The input
· · · · · · ·

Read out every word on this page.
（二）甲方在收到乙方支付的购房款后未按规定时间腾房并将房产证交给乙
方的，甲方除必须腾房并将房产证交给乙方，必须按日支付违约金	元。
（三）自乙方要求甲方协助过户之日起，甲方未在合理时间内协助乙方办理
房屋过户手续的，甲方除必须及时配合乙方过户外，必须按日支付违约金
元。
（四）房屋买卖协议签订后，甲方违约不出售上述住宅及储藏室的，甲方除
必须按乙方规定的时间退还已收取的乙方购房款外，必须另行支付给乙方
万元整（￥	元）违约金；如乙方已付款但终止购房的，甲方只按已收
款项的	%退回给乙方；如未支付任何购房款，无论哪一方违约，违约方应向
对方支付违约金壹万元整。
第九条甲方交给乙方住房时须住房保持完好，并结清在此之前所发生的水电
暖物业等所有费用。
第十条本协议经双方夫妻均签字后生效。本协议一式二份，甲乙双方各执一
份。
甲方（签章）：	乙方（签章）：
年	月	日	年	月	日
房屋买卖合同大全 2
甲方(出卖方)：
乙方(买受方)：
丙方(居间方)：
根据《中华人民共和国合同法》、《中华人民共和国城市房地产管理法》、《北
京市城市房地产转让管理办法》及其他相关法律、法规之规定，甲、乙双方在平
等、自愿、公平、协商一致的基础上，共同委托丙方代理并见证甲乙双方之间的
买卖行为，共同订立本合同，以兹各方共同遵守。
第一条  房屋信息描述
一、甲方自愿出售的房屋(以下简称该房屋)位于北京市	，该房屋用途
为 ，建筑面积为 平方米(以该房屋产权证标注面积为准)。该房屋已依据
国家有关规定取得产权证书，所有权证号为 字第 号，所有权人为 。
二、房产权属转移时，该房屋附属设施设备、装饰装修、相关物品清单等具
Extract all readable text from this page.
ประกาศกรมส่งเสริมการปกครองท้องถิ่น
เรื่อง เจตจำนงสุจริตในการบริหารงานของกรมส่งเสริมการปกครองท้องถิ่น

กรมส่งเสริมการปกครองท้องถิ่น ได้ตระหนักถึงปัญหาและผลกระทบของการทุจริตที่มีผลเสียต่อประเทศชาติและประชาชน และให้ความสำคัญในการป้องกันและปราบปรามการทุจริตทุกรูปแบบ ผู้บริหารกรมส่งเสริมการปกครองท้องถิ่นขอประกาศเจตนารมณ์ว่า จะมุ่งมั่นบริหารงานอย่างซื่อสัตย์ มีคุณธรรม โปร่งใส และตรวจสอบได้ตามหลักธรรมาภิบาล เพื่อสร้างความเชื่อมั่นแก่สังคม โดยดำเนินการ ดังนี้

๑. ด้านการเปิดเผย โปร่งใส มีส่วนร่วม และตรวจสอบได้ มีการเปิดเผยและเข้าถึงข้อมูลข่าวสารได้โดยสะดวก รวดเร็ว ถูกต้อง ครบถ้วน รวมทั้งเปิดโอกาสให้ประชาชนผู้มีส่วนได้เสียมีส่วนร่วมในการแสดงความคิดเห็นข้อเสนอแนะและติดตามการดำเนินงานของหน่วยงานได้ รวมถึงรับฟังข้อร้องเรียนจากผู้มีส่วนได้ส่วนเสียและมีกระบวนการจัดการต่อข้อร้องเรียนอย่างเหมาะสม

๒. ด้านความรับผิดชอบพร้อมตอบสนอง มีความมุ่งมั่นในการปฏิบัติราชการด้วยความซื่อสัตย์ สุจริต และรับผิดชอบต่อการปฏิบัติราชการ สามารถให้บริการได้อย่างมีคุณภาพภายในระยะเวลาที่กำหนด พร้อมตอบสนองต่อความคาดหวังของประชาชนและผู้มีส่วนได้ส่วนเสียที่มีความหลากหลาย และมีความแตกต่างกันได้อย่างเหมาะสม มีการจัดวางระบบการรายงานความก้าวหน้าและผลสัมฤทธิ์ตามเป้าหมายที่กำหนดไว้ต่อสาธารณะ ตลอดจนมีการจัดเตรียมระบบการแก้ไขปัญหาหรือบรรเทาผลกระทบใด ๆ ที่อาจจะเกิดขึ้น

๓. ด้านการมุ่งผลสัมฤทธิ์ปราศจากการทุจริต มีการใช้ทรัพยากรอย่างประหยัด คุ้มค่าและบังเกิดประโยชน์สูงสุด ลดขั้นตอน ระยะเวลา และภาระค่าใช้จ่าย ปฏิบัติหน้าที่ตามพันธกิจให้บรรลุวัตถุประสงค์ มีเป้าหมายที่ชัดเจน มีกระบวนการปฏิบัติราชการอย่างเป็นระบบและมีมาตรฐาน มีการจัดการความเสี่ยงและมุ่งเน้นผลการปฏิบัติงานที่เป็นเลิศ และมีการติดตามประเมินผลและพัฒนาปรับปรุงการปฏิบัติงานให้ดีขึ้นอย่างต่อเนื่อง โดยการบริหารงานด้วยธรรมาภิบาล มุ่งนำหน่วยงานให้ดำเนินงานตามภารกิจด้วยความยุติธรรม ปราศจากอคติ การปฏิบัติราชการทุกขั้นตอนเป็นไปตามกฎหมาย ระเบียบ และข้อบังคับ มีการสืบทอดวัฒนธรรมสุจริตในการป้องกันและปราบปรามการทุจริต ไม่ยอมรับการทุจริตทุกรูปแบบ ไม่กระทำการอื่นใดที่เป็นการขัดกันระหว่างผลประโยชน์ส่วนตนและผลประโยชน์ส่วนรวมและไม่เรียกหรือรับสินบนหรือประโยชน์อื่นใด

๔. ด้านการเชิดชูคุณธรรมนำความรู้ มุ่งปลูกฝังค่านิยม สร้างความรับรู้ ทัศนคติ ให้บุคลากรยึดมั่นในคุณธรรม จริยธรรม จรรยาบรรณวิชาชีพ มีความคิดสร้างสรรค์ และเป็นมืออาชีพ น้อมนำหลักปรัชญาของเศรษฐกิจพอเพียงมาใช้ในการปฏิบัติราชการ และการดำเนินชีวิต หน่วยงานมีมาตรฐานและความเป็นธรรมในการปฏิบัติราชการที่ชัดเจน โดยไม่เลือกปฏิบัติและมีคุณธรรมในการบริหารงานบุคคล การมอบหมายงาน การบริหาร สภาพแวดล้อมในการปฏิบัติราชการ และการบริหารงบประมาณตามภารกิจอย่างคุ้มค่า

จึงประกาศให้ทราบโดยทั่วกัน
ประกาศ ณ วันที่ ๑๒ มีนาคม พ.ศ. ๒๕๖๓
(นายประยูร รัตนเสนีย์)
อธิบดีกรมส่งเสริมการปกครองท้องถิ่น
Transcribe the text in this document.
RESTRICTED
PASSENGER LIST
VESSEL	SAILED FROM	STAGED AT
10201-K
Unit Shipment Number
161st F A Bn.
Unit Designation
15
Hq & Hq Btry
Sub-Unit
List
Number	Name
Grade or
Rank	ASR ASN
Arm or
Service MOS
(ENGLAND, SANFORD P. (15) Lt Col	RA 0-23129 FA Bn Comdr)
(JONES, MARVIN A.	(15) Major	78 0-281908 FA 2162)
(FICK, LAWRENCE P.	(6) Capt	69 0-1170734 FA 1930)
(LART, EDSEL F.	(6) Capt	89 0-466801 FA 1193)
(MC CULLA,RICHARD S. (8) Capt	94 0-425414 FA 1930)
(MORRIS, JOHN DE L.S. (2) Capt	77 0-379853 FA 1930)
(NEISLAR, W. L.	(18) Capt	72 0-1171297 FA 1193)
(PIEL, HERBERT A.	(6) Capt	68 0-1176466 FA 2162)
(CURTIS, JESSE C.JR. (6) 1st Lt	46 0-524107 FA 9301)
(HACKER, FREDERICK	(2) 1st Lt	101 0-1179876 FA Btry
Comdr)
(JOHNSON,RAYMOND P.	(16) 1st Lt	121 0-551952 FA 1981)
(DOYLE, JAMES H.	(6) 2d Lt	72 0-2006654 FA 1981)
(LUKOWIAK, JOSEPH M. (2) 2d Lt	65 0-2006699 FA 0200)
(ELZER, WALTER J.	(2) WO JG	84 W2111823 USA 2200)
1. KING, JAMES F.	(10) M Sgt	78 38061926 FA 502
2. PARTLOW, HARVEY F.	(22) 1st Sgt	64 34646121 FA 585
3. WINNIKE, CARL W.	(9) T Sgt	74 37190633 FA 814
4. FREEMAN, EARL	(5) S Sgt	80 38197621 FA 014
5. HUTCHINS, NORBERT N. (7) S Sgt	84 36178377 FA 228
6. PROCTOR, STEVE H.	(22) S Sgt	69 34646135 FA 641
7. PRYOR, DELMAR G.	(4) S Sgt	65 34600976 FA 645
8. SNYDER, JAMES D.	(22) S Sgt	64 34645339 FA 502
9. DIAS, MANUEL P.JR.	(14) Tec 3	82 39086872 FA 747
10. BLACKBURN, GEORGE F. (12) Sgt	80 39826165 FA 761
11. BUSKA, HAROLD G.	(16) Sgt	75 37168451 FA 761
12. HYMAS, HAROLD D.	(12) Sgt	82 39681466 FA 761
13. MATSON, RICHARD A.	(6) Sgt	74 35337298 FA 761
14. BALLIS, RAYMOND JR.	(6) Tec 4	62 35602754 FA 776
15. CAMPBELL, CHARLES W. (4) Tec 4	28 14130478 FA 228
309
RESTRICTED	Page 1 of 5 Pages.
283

· · · · · · ·

Work to be completed
Reproduce only the lines running from the one with "Transcribe the text in this document." through the final line of the listing above, both ends included.

Response
Transcribe the text in this document.
RESTRICTED
PASSENGER LIST
VESSEL	SAILED FROM	STAGED AT
10201-K
Unit Shipment Number
161st F A Bn.
Unit Designation
15
Hq & Hq Btry
Sub-Unit
List
Number	Name
Grade or
Rank	ASR ASN
Arm or
Service MOS
(ENGLAND, SANFORD P. (15) Lt Col	RA 0-23129 FA Bn Comdr)
(JONES, MARVIN A.	(15) Major	78 0-281908 FA 2162)
(FICK, LAWRENCE P.	(6) Capt	69 0-1170734 FA 1930)
(LART, EDSEL F.	(6) Capt	89 0-466801 FA 1193)
(MC CULLA,RICHARD S. (8) Capt	94 0-425414 FA 1930)
(MORRIS, JOHN DE L.S. (2) Capt	77 0-379853 FA 1930)
(NEISLAR, W. L.	(18) Capt	72 0-1171297 FA 1193)
(PIEL, HERBERT A.	(6) Capt	68 0-1176466 FA 2162)
(CURTIS, JESSE C.JR. (6) 1st Lt	46 0-524107 FA 9301)
(HACKER, FREDERICK	(2) 1st Lt	101 0-1179876 FA Btry
Comdr)
(JOHNSON,RAYMOND P.	(16) 1st Lt	121 0-551952 FA 1981)
(DOYLE, JAMES H.	(6) 2d Lt	72 0-2006654 FA 1981)
(LUKOWIAK, JOSEPH M. (2) 2d Lt	65 0-2006699 FA 0200)
(ELZER, WALTER J.	(2) WO JG	84 W2111823 USA 2200)
1. KING, JAMES F.	(10) M Sgt	78 38061926 FA 502
2. PARTLOW, HARVEY F.	(22) 1st Sgt	64 34646121 FA 585
3. WINNIKE, CARL W.	(9) T Sgt	74 37190633 FA 814
4. FREEMAN, EARL	(5) S Sgt	80 38197621 FA 014
5. HUTCHINS, NORBERT N. (7) S Sgt	84 36178377 FA 228
6. PROCTOR, STEVE H.	(22) S Sgt	69 34646135 FA 641
7. PRYOR, DELMAR G.	(4) S Sgt	65 34600976 FA 645
8. SNYDER, JAMES D.	(22) S Sgt	64 34645339 FA 502
9. DIAS, MANUEL P.JR.	(14) Tec 3	82 39086872 FA 747
10. BLACKBURN, GEORGE F. (12) Sgt	80 39826165 FA 761
11. BUSKA, HAROLD G.	(16) Sgt	75 37168451 FA 761
12. HYMAS, HAROLD D.	(12) Sgt	82 39681466 FA 761
13. MATSON, RICHARD A.	(6) Sgt	74 35337298 FA 761
14. BALLIS, RAYMOND JR.	(6) Tec 4	62 35602754 FA 776
15. CAMPBELL, CHARLES W. (4) Tec 4	28 14130478 FA 228
309
RESTRICTED	Page 1 of 5 Pages.
283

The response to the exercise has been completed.